◆ **Short problem**: Copy out each line exactly as it appears.

"""

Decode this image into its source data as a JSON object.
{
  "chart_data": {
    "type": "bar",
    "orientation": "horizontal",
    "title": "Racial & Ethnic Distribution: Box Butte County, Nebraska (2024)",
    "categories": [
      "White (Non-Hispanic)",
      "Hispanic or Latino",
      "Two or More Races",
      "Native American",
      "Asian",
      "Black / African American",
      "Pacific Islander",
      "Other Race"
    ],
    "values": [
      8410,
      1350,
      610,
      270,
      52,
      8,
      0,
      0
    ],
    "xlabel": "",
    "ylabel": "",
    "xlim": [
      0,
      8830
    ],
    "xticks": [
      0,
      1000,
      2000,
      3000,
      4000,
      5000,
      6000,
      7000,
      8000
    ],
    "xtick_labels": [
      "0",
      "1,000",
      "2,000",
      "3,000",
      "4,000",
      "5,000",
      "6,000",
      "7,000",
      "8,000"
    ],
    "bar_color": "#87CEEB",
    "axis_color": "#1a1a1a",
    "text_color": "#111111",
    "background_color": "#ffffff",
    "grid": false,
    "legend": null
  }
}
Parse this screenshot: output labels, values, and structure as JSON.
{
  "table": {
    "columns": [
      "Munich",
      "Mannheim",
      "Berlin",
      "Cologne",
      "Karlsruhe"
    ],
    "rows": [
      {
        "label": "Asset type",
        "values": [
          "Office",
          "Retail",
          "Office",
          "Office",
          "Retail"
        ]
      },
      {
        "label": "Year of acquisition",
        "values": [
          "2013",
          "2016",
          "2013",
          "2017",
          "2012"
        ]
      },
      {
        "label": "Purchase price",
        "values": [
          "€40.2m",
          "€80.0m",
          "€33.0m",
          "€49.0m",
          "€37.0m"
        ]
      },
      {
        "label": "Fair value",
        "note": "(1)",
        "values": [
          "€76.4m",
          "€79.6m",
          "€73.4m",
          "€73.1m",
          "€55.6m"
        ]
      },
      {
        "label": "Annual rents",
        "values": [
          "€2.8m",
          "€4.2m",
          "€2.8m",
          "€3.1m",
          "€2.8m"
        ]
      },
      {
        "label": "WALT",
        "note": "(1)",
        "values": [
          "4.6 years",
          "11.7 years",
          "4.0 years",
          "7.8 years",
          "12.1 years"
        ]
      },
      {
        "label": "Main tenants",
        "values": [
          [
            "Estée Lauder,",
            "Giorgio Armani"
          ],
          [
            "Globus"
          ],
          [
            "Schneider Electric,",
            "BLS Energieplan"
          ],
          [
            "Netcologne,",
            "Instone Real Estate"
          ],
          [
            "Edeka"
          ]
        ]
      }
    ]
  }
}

"""

◆ **Result of the exercise**:
Decode this image into its source data as a JSON object.
{
  "chart_data": {
    "type": "bar",
    "orientation": "horizontal",
    "title": "Racial & Ethnic Distribution: Box Butte County, Nebraska (2024)",
    "categories": [
      "White (Non-Hispanic)",
      "Hispanic or Latino",
      "Two or More Races",
      "Native American",
      "Asian",
      "Black / African American",
      "Pacific Islander",
      "Other Race"
    ],
    "values": [
      8410,
      1350,
      610,
      270,
      52,
      8,
      0,
      0
    ],
    "xlabel": "",
    "ylabel": "",
    "xlim": [
      0,
      8830
    ],
    "xticks": [
      0,
      1000,
      2000,
      3000,
      4000,
      5000,
      6000,
      7000,
      8000
    ],
    "xtick_labels": [
      "0",
      "1,000",
      "2,000",
      "3,000",
      "4,000",
      "5,000",
      "6,000",
      "7,000",
      "8,000"
    ],
    "bar_color": "#87CEEB",
    "axis_color": "#1a1a1a",
    "text_color": "#111111",
    "background_color": "#ffffff",
    "grid": false,
    "legend": null
  }
}
Parse this screenshot: output labels, values, and structure as JSON.
{
  "table": {
    "columns": [
      "Munich",
      "Mannheim",
      "Berlin",
      "Cologne",
      "Karlsruhe"
    ],
    "rows": [
      {
        "label": "Asset type",
        "values": [
          "Office",
          "Retail",
          "Office",
          "Office",
          "Retail"
        ]
      },
      {
        "label": "Year of acquisition",
        "values": [
          "2013",
          "2016",
          "2013",
          "2017",
          "2012"
        ]
      },
      {
        "label": "Purchase price",
        "values": [
          "€40.2m",
          "€80.0m",
          "€33.0m",
          "€49.0m",
          "€37.0m"
        ]
      },
      {
        "label": "Fair value",
        "note": "(1)",
        "values": [
          "€76.4m",
          "€79.6m",
          "€73.4m",
          "€73.1m",
          "€55.6m"
        ]
      },
      {
        "label": "Annual rents",
        "values": [
          "€2.8m",
          "€4.2m",
          "€2.8m",
          "€3.1m",
          "€2.8m"
        ]
      },
      {
        "label": "WALT",
        "note": "(1)",
        "values": [
          "4.6 years",
          "11.7 years",
          "4.0 years",
          "7.8 years",
          "12.1 years"
        ]
      },
      {
        "label": "Main tenants",
        "values": [
          [
            "Estée Lauder,",
            "Giorgio Armani"
          ],
          [
            "Globus"
          ],
          [
            "Schneider Electric,",
            "BLS Energieplan"
          ],
          [
            "Netcologne,",
            "Instone Real Estate"
          ],
          [
            "Edeka"
          ]
        ]
      }
    ]
  }
}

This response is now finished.